** START OF Exercise material **
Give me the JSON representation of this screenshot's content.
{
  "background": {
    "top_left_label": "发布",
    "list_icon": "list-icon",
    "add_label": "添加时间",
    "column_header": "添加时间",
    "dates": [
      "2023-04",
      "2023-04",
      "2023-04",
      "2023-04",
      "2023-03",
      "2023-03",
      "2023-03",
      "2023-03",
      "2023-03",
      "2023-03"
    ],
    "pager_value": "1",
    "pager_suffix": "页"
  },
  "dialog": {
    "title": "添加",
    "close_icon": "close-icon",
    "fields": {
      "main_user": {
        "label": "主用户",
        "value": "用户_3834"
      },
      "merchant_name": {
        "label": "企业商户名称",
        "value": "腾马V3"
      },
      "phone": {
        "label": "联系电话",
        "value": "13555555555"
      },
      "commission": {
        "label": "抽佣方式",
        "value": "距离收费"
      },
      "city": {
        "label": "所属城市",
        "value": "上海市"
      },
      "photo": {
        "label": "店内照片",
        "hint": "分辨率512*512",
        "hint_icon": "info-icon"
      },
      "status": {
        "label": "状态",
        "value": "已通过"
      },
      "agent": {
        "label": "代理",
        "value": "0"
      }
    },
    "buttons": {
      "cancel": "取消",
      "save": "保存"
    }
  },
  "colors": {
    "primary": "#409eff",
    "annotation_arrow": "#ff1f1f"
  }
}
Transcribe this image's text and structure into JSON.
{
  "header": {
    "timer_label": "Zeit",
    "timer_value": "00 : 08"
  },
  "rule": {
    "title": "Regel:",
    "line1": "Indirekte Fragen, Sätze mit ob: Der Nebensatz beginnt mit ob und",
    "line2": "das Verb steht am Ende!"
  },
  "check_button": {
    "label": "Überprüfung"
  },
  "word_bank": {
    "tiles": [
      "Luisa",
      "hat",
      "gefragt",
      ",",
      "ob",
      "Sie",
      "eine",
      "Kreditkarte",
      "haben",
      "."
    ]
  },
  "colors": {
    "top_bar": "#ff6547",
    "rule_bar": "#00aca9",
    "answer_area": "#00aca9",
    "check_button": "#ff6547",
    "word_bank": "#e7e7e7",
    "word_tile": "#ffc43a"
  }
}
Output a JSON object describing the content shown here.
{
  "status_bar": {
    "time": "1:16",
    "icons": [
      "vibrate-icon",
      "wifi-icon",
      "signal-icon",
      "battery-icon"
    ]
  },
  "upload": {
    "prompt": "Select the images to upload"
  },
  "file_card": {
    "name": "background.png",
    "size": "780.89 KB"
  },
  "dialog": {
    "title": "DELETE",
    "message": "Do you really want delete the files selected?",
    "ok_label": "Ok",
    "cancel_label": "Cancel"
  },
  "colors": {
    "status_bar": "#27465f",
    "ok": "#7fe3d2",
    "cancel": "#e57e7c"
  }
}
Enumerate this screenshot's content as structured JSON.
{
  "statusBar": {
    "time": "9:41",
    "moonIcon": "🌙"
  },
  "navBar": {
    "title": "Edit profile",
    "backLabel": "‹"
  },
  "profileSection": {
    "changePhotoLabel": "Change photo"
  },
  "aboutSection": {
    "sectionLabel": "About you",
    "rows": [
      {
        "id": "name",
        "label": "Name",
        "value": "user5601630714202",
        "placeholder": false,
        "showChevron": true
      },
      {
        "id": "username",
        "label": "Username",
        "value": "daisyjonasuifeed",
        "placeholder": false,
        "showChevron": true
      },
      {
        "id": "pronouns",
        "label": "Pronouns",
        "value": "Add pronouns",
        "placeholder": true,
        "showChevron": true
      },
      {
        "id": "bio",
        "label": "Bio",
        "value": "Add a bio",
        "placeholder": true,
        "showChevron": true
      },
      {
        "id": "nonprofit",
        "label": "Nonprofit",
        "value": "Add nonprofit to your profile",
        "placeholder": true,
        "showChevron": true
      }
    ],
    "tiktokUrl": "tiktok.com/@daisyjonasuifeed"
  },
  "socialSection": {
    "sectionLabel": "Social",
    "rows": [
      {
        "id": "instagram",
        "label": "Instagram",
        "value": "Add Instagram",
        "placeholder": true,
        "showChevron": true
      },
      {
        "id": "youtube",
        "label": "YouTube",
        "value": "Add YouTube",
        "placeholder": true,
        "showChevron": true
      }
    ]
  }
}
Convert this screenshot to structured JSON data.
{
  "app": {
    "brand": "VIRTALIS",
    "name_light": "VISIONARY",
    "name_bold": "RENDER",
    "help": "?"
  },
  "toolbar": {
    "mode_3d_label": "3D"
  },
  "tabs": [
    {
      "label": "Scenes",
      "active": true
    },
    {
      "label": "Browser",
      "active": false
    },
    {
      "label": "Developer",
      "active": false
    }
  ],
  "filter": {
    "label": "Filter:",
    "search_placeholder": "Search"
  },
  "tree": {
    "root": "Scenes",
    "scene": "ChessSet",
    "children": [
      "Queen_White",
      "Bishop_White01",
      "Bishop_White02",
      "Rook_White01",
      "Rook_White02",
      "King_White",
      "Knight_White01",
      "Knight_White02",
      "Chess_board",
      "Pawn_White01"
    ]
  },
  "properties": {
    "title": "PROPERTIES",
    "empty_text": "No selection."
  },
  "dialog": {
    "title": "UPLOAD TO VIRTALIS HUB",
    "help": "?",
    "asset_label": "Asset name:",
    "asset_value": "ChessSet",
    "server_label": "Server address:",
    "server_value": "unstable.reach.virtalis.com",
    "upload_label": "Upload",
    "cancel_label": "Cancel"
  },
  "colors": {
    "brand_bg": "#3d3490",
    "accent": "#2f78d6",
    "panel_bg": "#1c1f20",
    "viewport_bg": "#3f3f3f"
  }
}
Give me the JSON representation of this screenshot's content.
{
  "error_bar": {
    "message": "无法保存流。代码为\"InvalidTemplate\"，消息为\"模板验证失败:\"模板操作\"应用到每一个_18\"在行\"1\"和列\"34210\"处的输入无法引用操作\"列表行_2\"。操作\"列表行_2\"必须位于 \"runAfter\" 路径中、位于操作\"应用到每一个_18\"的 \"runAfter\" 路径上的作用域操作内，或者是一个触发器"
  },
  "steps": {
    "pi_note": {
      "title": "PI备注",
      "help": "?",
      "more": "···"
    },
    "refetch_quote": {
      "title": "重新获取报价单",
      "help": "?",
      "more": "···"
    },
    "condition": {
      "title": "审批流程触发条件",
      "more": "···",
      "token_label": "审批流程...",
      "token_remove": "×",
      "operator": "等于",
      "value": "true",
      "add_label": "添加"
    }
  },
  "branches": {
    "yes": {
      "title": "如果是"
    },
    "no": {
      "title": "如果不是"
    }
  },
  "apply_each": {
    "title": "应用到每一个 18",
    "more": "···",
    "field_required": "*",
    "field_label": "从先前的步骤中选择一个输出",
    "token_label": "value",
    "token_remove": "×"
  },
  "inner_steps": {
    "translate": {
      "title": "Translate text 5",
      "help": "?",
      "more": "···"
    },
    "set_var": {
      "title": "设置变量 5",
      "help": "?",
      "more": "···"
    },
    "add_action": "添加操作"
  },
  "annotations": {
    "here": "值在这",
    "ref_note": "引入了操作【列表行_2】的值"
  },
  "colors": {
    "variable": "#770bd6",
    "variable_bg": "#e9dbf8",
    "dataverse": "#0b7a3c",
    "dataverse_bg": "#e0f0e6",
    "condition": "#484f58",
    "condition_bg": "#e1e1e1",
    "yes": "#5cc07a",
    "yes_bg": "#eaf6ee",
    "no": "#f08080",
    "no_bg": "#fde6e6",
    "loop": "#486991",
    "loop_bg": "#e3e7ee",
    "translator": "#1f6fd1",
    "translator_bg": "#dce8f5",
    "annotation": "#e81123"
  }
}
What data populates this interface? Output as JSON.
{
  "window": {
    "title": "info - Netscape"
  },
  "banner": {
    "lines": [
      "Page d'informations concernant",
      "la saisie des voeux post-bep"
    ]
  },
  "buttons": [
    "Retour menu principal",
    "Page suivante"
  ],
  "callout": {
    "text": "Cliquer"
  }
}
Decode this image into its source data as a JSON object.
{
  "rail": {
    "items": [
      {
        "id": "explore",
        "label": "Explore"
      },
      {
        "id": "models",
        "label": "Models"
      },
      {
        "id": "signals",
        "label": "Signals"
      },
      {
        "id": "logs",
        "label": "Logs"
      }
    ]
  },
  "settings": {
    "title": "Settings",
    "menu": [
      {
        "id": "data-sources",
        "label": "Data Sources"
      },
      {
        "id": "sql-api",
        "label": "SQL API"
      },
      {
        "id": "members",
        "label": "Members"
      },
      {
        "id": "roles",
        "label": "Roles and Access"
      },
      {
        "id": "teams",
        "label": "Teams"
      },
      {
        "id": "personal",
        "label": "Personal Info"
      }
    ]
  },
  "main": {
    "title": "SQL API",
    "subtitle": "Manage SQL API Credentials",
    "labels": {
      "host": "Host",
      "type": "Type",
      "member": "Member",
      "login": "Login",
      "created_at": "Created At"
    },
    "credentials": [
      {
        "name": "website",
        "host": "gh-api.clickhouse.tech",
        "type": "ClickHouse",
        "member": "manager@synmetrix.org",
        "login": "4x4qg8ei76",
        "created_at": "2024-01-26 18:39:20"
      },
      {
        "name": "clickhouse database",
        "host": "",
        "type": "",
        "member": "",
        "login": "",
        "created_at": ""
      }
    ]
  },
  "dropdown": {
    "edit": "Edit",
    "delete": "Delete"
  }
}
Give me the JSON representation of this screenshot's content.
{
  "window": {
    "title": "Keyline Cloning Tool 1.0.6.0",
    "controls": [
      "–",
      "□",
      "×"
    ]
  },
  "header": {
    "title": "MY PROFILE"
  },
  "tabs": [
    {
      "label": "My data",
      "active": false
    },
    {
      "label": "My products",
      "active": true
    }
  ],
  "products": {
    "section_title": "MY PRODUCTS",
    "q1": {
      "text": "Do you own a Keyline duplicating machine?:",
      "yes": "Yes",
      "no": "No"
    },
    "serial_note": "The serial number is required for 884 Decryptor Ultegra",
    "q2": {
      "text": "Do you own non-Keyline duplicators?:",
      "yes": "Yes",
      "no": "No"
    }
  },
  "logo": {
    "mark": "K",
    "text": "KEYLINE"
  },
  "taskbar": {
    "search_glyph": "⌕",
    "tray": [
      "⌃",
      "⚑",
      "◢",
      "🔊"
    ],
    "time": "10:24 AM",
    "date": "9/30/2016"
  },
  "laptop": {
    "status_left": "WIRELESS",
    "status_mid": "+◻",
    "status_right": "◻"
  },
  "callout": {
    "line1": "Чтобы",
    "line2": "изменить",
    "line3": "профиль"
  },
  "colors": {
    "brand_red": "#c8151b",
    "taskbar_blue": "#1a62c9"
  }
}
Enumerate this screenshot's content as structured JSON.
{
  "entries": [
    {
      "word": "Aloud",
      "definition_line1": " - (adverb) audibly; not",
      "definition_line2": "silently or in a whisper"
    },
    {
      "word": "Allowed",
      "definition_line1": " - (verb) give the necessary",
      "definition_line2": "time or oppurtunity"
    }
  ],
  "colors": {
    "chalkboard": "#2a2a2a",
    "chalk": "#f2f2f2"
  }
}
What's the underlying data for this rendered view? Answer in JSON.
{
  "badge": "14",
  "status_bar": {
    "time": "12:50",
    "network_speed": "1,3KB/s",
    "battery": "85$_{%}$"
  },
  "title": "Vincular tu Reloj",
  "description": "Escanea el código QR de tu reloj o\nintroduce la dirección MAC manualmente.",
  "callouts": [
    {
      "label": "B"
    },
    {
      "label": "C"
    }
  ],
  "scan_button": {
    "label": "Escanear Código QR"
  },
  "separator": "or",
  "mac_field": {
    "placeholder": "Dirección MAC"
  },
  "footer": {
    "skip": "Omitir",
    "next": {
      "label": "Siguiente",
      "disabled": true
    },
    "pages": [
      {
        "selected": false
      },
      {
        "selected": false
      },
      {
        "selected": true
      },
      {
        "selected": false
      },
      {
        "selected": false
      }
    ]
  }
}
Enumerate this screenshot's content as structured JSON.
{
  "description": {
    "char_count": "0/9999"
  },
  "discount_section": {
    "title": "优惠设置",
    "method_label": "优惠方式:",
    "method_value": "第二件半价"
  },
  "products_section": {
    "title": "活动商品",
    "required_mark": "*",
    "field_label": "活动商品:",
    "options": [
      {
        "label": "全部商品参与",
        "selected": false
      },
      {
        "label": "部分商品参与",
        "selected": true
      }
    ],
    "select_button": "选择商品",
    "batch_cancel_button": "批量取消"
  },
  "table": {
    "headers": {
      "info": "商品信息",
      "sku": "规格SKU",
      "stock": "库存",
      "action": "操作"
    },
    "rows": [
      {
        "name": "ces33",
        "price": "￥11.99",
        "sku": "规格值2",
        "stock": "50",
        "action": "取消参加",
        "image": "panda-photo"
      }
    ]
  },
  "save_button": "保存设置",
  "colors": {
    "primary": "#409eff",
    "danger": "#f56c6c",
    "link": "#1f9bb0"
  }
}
** END OF Exercise material **
» Exercise
Search the entries for the word "What", then gather every line that has it.

» The result
What data populates this interface? Output as JSON.
What's the underlying data for this rendered view? Answer in JSON.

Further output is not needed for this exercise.